Collected data:
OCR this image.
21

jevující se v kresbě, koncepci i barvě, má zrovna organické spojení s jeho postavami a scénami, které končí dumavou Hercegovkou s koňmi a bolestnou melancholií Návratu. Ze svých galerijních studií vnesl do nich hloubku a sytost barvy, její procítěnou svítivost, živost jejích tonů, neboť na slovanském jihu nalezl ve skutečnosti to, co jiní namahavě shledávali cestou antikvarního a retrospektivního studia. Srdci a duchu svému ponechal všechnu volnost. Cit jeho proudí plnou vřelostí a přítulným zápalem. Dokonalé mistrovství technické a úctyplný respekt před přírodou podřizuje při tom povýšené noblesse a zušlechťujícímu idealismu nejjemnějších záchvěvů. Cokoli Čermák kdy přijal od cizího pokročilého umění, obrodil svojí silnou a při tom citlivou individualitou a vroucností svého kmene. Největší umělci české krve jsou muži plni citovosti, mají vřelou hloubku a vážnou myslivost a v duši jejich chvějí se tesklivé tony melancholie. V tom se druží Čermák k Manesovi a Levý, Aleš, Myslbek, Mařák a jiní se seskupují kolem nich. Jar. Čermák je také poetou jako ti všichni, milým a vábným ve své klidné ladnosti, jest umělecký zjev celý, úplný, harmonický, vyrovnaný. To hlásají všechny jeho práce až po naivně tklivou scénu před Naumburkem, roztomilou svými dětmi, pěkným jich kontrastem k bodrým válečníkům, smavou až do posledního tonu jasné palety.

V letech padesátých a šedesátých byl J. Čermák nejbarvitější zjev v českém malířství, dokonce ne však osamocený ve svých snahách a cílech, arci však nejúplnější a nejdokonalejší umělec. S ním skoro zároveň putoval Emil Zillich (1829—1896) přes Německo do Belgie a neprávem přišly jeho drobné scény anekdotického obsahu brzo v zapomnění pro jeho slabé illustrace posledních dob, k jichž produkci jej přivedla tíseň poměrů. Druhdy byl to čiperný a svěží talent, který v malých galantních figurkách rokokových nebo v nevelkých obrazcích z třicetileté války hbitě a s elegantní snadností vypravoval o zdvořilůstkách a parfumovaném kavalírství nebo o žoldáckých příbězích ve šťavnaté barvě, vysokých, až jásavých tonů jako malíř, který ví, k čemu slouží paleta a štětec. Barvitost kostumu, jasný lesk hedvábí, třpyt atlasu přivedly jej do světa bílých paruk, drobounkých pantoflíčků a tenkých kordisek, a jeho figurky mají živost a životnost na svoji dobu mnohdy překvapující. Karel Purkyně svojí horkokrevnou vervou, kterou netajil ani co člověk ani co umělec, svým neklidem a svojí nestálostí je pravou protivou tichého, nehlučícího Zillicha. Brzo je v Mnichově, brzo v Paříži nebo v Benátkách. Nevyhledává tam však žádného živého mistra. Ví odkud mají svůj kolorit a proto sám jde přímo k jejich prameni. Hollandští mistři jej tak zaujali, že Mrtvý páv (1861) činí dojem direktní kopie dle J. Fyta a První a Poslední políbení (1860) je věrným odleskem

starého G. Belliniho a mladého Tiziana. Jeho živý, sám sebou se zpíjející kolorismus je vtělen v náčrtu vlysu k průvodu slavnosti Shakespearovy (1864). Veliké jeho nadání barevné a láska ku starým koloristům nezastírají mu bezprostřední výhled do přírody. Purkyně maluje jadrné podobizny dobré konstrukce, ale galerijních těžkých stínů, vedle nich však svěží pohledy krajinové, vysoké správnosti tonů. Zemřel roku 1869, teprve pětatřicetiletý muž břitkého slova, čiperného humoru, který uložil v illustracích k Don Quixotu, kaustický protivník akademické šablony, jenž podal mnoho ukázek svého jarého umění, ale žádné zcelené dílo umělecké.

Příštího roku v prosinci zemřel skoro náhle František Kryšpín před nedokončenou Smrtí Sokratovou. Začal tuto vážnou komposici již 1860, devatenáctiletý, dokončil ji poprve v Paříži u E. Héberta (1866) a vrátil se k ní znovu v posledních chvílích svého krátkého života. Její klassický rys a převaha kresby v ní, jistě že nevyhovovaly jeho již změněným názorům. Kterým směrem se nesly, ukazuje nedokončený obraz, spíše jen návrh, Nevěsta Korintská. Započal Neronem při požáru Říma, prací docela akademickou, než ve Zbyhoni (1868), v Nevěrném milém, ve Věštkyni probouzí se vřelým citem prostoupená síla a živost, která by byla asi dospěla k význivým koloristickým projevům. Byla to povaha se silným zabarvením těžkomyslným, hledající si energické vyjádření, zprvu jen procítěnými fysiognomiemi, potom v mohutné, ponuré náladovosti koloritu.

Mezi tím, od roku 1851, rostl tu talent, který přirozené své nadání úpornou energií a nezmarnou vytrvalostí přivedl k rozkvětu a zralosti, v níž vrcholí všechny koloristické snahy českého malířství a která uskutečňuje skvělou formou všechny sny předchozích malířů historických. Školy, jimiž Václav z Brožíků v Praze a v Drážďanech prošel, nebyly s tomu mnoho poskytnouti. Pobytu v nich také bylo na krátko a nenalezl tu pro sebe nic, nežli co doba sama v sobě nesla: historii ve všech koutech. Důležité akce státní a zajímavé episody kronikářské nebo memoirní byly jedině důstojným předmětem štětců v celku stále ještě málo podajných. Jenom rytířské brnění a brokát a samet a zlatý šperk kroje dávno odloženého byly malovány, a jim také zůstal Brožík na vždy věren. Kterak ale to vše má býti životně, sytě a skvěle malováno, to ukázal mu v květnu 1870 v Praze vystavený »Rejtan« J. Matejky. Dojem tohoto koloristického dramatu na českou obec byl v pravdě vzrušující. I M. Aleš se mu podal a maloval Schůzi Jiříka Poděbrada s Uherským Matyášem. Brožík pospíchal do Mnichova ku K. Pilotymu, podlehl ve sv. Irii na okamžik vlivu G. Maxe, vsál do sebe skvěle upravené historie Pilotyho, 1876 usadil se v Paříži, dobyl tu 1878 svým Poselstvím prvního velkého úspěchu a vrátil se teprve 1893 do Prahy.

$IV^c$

* REQUIRED WORK
Search the records for the string "mnoho" and return every line in which it occurs.

* SOLVED EXERCISE
starého G. Belliniho a mladého Tiziana. Jeho živý, sám sebou se zpíjející kolorismus je vtělen v náčrtu vlysu k průvodu slavnosti Shakespearovy (1864). Veliké jeho nadání barevné a láska ku starým koloristům nezastírají mu bezprostřední výhled do přírody. Purkyně maluje jadrné podobizny dobré konstrukce, ale galerijních těžkých stínů, vedle nich však svěží pohledy krajinové, vysoké správnosti tonů. Zemřel roku 1869, teprve pětatřicetiletý muž břitkého slova, čiperného humoru, který uložil v illustracích k Don Quixotu, kaustický protivník akademické šablony, jenž podal mnoho ukázek svého jarého umění, ale žádné zcelené dílo umělecké.
Mezi tím, od roku 1851, rostl tu talent, který přirozené své nadání úpornou energií a nezmarnou vytrvalostí přivedl k rozkvětu a zralosti, v níž vrcholí všechny koloristické snahy českého malířství a která uskutečňuje skvělou formou všechny sny předchozích malířů historických. Školy, jimiž Václav z Brožíků v Praze a v Drážďanech prošel, nebyly s tomu mnoho poskytnouti. Pobytu v nich také bylo na krátko a nenalezl tu pro sebe nic, nežli co doba sama v sobě nesla: historii ve všech koutech. Důležité akce státní a zajímavé episody kronikářské nebo memoirní byly jedině důstojným předmětem štětců v celku stále ještě málo podajných. Jenom rytířské brnění a brokát a samet a zlatý šperk kroje dávno odloženého byly malovány, a jim také zůstal Brožík na vždy věren. Kterak ale to vše má býti životně, sytě a skvěle malováno, to ukázal mu v květnu 1870 v Praze vystavený »Rejtan« J. Matejky. Dojem tohoto koloristického dramatu na českou obec byl v pravdě vzrušující. I M. Aleš se mu podal a maloval Schůzi Jiříka Poděbrada s Uherským Matyášem. Brožík pospíchal do Mnichova ku K. Pilotymu, podlehl ve sv. Irii na okamžik vlivu G. Maxe, vsál do sebe skvěle upravené historie Pilotyho, 1876 usadil se v Paříži, dobyl tu 1878 svým Poselstvím prvního velkého úspěchu a vrátil se teprve 1893 do Prahy.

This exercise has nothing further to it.